== RECORDS TO PROCESS ==

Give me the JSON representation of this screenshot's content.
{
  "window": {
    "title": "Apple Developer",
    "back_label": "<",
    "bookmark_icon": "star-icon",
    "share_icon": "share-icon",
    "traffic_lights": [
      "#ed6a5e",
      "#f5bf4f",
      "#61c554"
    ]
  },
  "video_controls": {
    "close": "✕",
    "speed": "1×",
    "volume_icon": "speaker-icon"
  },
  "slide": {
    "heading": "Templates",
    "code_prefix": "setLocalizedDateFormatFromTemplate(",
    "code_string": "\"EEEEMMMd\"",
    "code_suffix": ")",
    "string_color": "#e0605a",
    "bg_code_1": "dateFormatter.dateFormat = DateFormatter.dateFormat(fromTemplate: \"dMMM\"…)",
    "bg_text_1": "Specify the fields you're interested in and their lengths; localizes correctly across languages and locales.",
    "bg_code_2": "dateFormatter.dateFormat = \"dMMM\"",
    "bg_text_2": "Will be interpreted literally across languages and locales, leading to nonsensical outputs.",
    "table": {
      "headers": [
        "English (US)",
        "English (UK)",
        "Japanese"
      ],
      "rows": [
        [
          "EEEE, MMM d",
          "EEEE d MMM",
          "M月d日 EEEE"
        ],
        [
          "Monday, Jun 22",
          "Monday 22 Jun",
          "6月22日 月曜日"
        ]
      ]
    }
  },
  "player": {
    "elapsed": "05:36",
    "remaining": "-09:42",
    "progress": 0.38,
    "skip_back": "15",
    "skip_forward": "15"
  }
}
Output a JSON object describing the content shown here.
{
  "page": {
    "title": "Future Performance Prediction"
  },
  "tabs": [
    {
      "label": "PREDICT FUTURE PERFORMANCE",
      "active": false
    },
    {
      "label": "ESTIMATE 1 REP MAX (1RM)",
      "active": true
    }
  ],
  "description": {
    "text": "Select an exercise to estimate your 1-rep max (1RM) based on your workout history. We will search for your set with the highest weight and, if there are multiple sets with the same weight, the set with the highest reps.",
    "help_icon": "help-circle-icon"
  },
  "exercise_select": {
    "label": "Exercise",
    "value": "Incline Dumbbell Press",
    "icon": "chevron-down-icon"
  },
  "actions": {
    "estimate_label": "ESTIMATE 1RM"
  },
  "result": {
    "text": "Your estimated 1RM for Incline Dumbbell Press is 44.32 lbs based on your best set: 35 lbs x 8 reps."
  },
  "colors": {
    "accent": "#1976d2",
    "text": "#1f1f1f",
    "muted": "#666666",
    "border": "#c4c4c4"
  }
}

===

*TASK INSTRUCTIONS:*
In the entries above, find each line with the word "Press" and show it.

*EXERCISE RESPONSE:*
    "value": "Incline Dumbbell Press",
    "text": "Your estimated 1RM for Incline Dumbbell Press is 44.32 lbs based on your best set: 35 lbs x 8 reps."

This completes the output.